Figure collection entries
-------

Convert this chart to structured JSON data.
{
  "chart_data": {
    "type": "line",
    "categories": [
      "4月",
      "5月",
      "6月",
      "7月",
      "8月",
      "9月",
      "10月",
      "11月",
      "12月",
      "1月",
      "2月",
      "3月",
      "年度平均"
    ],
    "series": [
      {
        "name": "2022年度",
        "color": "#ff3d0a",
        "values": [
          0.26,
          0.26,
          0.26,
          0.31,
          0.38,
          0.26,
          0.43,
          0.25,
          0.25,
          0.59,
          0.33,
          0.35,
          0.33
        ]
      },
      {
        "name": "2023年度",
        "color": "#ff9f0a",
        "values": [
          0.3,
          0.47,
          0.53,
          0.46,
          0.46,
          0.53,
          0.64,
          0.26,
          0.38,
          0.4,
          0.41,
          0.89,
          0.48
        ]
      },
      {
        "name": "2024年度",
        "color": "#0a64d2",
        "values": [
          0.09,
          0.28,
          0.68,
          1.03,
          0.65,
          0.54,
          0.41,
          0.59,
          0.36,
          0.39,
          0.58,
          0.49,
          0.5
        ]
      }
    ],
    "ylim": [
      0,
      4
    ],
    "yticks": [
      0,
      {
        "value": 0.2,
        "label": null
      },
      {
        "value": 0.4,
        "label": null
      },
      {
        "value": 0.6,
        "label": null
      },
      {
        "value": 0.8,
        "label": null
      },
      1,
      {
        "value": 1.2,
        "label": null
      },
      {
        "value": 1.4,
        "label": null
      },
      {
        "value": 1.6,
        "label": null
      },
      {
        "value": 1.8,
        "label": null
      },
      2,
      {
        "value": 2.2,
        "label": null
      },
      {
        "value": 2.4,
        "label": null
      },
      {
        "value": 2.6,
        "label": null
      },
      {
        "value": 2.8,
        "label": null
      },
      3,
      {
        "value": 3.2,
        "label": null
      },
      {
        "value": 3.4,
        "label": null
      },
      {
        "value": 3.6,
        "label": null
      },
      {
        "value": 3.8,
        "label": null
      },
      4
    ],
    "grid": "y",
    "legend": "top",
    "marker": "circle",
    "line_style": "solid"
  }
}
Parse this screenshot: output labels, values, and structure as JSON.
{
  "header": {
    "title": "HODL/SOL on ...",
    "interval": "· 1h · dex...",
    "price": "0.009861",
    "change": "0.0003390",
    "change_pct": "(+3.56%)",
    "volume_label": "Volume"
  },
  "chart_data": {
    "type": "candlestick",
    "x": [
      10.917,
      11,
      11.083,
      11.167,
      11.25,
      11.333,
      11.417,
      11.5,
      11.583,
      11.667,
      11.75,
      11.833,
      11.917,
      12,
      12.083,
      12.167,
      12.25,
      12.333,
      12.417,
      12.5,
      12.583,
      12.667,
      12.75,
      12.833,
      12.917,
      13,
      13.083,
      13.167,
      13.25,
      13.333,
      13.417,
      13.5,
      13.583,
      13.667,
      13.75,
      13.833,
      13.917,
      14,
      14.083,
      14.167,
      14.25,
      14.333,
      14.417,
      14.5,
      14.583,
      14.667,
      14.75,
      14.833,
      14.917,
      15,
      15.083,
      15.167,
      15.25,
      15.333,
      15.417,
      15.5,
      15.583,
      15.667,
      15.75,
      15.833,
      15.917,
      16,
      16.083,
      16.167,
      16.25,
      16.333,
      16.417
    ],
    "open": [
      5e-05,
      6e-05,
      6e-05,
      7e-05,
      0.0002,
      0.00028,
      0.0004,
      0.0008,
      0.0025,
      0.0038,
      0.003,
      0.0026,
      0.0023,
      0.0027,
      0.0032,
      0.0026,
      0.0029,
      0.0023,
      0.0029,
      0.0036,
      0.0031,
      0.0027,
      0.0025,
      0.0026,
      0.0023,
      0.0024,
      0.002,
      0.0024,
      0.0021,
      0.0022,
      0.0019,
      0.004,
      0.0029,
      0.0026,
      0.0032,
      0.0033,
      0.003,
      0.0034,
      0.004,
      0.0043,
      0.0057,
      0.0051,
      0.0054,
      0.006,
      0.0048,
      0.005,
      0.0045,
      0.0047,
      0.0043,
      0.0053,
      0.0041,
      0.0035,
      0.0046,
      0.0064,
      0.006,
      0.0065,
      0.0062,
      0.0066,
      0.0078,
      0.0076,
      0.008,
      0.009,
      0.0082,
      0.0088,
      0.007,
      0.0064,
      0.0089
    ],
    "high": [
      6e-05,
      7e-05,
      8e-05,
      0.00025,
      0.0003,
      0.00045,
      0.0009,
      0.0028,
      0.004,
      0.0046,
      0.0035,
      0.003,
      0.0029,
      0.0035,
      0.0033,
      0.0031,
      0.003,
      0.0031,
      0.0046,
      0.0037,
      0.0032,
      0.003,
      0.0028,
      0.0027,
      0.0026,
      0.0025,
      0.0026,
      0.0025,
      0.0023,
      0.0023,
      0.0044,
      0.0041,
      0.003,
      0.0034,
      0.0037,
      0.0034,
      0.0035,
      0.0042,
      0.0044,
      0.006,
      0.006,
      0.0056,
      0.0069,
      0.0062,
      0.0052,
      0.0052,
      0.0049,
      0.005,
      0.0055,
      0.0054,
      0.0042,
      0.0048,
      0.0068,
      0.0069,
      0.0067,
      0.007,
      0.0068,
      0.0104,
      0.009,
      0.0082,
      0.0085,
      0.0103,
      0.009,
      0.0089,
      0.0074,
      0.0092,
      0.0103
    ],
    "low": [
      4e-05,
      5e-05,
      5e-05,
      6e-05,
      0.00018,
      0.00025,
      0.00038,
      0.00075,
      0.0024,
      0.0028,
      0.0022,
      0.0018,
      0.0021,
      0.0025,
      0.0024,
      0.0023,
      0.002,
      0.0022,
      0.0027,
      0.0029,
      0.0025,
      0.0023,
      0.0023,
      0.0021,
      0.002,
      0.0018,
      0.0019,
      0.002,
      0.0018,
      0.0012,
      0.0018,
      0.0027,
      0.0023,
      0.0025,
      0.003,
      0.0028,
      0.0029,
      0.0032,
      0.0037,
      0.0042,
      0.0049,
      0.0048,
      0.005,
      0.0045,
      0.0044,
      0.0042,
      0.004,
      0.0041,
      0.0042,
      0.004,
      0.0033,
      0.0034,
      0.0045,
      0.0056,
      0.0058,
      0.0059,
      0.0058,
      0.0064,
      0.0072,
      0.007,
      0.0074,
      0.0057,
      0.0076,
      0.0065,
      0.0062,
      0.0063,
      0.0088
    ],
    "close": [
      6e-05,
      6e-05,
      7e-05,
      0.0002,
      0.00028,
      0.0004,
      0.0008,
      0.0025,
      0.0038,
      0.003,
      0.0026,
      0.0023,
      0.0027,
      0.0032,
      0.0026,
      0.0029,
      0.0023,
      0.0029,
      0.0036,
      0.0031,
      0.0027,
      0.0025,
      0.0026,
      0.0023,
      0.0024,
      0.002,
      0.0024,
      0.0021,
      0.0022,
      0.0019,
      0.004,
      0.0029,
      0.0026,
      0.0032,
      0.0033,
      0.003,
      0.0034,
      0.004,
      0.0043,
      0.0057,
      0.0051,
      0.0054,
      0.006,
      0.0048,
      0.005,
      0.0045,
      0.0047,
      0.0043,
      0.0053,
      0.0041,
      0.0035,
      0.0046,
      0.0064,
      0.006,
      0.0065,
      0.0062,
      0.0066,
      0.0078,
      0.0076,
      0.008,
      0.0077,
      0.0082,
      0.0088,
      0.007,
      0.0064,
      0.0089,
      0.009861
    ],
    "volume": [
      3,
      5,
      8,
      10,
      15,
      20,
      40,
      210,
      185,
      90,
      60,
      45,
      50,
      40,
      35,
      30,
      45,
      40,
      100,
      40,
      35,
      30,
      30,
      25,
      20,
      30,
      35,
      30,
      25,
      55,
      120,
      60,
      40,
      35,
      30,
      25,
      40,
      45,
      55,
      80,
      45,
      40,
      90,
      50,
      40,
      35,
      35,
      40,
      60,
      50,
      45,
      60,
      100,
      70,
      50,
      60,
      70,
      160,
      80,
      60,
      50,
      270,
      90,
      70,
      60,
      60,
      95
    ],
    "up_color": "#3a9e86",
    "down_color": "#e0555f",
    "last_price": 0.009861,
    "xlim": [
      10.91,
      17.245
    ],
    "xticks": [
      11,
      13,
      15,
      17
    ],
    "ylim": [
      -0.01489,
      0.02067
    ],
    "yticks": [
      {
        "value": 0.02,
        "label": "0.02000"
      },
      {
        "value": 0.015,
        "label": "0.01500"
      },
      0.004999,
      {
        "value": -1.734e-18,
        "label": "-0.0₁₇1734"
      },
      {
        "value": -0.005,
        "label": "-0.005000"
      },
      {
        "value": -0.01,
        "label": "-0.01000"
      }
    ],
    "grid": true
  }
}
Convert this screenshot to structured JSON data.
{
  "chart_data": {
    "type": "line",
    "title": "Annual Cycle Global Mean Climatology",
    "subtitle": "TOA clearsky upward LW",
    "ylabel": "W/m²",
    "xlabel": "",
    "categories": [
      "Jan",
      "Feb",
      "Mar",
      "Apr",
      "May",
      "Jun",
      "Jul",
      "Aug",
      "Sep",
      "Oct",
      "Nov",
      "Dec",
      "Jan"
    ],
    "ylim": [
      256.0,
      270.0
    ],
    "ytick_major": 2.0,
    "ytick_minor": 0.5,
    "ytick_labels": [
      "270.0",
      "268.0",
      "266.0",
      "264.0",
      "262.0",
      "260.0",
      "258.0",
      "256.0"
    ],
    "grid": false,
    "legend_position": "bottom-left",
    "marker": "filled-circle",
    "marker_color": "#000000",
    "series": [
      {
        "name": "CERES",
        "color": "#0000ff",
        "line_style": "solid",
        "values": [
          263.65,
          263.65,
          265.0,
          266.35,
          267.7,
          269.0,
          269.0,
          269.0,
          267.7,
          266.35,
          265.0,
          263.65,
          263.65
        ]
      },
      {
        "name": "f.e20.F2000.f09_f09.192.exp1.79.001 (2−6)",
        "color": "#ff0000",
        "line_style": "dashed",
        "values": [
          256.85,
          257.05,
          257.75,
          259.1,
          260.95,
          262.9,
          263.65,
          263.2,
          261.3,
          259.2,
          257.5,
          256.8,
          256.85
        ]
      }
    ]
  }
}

-------

To do: Look above for the line containing "Convert this screenshot"; copy from it through the last line, exactly, and nothing more.

Complete output:
Convert this screenshot to structured JSON data.
{
  "chart_data": {
    "type": "line",
    "title": "Annual Cycle Global Mean Climatology",
    "subtitle": "TOA clearsky upward LW",
    "ylabel": "W/m²",
    "xlabel": "",
    "categories": [
      "Jan",
      "Feb",
      "Mar",
      "Apr",
      "May",
      "Jun",
      "Jul",
      "Aug",
      "Sep",
      "Oct",
      "Nov",
      "Dec",
      "Jan"
    ],
    "ylim": [
      256.0,
      270.0
    ],
    "ytick_major": 2.0,
    "ytick_minor": 0.5,
    "ytick_labels": [
      "270.0",
      "268.0",
      "266.0",
      "264.0",
      "262.0",
      "260.0",
      "258.0",
      "256.0"
    ],
    "grid": false,
    "legend_position": "bottom-left",
    "marker": "filled-circle",
    "marker_color": "#000000",
    "series": [
      {
        "name": "CERES",
        "color": "#0000ff",
        "line_style": "solid",
        "values": [
          263.65,
          263.65,
          265.0,
          266.35,
          267.7,
          269.0,
          269.0,
          269.0,
          267.7,
          266.35,
          265.0,
          263.65,
          263.65
        ]
      },
      {
        "name": "f.e20.F2000.f09_f09.192.exp1.79.001 (2−6)",
        "color": "#ff0000",
        "line_style": "dashed",
        "values": [
          256.85,
          257.05,
          257.75,
          259.1,
          260.95,
          262.9,
          263.65,
          263.2,
          261.3,
          259.2,
          257.5,
          256.8,
          256.85
        ]
      }
    ]
  }
}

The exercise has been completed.